-- Records for this exercise start --

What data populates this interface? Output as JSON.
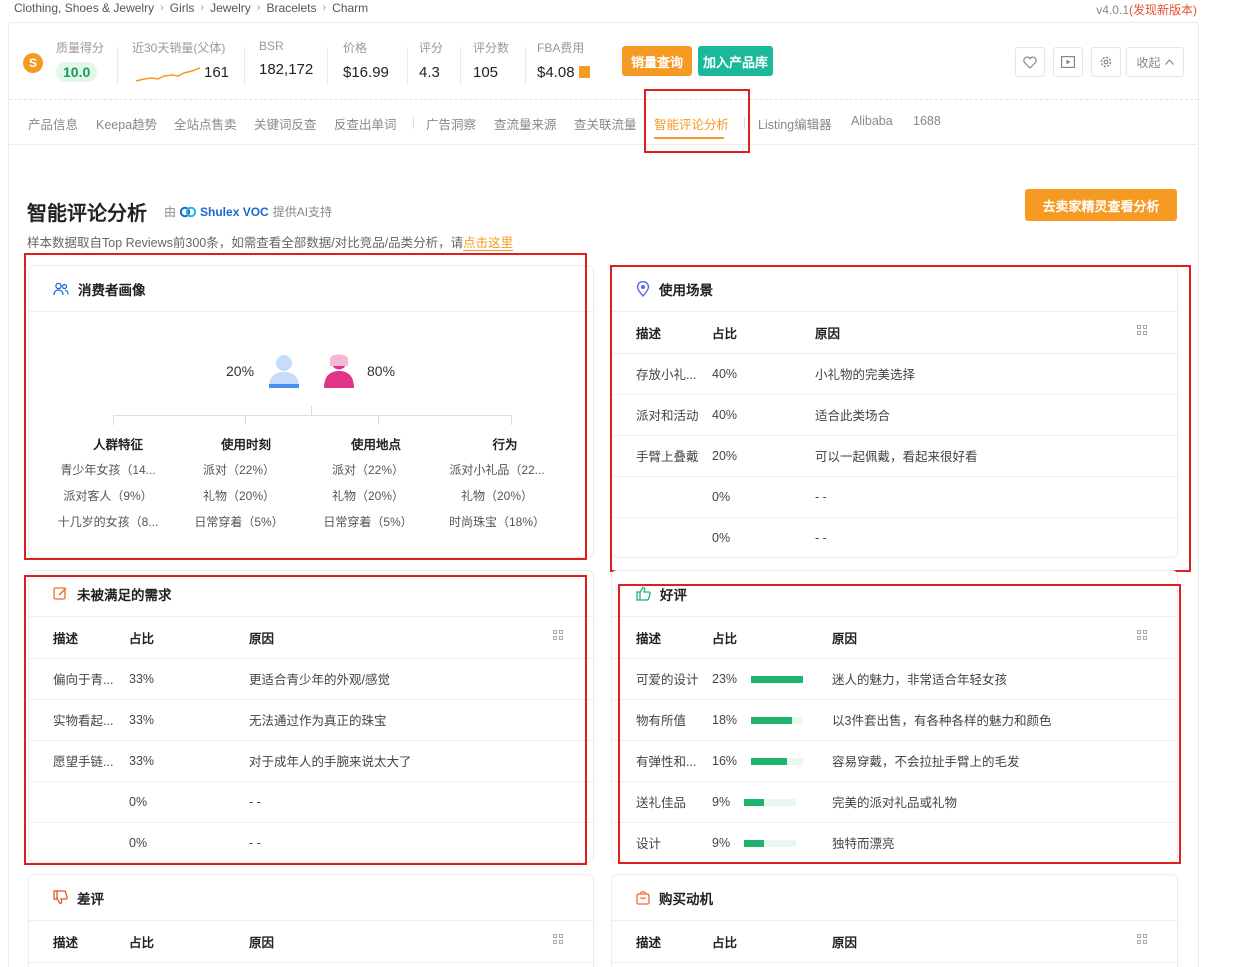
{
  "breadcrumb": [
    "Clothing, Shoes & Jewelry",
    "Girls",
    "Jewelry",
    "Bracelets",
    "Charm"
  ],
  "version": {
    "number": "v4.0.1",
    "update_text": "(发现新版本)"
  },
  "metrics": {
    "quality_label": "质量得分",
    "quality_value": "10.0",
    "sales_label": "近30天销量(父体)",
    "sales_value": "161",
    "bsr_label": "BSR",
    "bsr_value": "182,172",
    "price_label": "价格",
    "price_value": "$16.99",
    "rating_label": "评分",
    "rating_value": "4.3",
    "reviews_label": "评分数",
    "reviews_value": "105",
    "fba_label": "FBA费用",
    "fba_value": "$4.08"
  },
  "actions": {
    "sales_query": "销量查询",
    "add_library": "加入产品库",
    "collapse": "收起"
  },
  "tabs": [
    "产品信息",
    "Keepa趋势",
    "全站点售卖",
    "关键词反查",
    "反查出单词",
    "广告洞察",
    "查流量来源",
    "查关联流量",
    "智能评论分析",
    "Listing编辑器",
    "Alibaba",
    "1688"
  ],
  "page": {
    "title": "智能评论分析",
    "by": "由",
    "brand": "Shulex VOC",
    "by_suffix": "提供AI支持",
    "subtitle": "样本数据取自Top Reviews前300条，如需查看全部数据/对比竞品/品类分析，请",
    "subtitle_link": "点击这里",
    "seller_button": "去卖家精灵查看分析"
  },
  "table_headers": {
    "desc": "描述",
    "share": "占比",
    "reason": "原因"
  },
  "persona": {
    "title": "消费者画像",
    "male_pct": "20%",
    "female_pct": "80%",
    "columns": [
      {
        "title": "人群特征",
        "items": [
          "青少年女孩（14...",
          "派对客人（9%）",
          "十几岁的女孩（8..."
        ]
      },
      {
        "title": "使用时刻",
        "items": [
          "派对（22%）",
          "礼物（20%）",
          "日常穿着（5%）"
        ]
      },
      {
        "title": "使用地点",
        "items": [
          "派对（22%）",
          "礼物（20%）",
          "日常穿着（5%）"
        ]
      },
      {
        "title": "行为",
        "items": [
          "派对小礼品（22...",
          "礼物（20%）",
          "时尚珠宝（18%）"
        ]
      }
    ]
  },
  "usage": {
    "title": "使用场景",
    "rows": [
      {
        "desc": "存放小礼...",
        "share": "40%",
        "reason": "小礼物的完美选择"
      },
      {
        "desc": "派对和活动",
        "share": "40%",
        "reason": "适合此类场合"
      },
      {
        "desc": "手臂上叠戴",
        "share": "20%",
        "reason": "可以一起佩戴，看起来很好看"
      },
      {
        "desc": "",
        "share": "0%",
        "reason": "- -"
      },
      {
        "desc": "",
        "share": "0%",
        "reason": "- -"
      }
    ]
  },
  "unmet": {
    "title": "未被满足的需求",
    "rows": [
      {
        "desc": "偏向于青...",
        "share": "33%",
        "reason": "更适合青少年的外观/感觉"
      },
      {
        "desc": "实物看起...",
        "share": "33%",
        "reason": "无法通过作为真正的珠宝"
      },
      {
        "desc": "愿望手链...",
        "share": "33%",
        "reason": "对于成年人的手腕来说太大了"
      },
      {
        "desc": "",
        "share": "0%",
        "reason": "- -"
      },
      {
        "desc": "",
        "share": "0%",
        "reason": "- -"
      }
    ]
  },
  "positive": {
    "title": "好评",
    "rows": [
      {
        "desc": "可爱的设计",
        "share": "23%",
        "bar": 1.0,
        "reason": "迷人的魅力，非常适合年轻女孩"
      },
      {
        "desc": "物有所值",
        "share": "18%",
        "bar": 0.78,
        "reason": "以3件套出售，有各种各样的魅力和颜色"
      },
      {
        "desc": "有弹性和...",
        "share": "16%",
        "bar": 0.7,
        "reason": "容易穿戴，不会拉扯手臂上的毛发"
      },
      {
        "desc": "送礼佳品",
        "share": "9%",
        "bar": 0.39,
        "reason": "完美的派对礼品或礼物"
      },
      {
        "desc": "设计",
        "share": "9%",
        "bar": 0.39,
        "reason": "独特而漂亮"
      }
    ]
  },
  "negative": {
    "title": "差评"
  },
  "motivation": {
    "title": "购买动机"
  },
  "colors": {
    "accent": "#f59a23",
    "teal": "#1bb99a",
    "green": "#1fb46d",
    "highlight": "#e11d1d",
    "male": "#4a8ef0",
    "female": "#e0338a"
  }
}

-- Records for this exercise end --
-- Records for this exercise start --

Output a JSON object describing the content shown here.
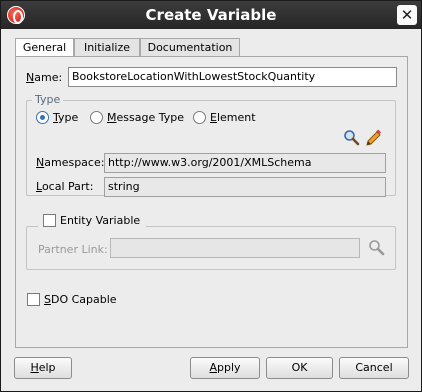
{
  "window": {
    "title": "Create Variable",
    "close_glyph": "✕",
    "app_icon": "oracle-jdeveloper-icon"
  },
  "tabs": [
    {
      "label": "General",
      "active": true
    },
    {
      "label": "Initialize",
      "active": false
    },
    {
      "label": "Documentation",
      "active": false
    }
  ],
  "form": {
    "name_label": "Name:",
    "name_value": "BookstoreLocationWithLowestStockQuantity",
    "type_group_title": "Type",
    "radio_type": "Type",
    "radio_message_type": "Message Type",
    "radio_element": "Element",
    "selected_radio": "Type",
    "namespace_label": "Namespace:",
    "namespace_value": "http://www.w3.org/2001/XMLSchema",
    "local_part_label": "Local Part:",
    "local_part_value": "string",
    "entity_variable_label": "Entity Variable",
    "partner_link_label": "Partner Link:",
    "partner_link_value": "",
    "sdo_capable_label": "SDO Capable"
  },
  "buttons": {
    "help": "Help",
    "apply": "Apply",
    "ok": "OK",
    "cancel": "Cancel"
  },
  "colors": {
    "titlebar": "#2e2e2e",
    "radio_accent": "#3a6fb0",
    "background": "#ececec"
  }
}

-- Records for this exercise end --
-- Records for this exercise start --

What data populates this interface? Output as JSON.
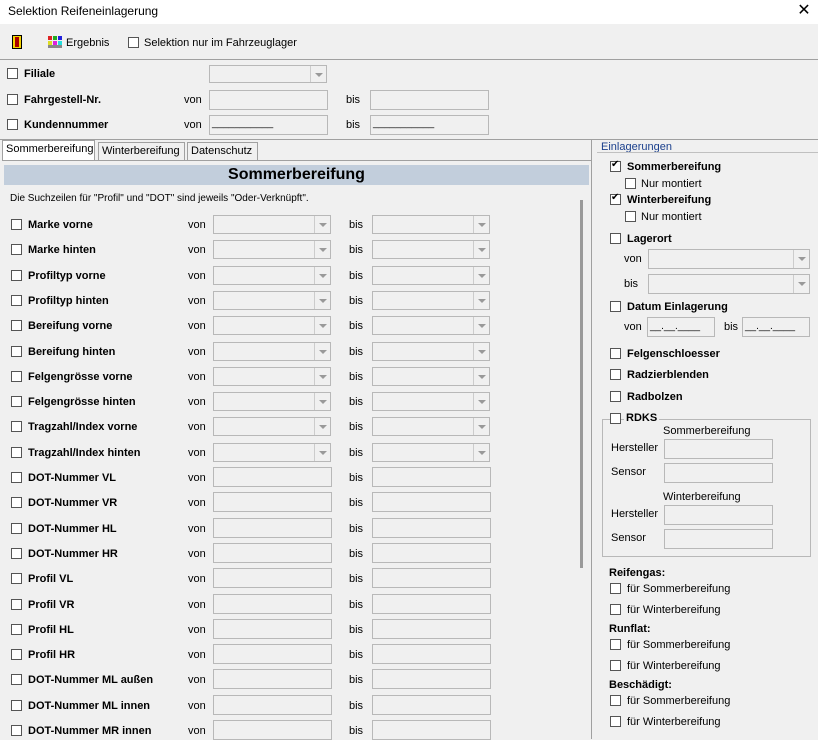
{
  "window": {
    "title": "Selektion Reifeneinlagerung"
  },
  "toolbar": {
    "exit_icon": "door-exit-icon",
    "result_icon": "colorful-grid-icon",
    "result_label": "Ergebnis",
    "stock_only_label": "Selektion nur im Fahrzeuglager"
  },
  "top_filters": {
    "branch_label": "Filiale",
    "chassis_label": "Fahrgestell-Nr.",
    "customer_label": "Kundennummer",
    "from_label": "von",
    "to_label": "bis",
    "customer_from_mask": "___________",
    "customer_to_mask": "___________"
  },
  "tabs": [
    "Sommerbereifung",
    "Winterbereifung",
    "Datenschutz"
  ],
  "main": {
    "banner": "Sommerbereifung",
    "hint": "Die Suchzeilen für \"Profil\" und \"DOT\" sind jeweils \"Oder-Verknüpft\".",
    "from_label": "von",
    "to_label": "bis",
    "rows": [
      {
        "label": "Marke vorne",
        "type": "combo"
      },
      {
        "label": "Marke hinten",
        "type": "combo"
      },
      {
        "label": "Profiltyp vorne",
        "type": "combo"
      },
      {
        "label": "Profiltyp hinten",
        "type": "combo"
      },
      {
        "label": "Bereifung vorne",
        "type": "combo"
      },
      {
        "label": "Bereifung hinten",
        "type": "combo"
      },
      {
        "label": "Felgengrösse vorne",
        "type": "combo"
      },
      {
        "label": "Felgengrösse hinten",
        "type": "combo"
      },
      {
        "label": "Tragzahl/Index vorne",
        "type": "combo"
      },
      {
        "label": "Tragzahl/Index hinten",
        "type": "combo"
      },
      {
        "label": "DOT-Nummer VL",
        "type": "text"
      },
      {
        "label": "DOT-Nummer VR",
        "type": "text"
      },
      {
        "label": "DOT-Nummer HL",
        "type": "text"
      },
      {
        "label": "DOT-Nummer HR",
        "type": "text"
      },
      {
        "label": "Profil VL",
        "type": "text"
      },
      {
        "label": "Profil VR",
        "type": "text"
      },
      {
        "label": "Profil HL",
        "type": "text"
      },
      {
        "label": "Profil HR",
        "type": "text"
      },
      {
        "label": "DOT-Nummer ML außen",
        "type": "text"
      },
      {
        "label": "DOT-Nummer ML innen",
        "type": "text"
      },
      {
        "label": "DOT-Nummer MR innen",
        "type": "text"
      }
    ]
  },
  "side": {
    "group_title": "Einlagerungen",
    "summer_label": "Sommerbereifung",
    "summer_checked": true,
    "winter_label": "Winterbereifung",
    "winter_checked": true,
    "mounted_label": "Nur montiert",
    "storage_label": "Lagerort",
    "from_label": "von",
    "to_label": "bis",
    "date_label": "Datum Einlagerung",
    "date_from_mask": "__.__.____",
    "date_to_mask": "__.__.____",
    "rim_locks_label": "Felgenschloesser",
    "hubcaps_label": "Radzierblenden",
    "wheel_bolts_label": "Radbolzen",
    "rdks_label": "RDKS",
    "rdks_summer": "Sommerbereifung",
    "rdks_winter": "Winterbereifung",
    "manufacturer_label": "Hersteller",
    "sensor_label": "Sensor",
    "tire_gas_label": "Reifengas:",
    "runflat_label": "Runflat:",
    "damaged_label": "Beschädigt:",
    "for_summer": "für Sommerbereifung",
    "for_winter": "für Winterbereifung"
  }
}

-- Records for this exercise end --

▸ Aim of the task
Your answer should be a single number: the count of lines that contain "Marke".

▸ Reply
2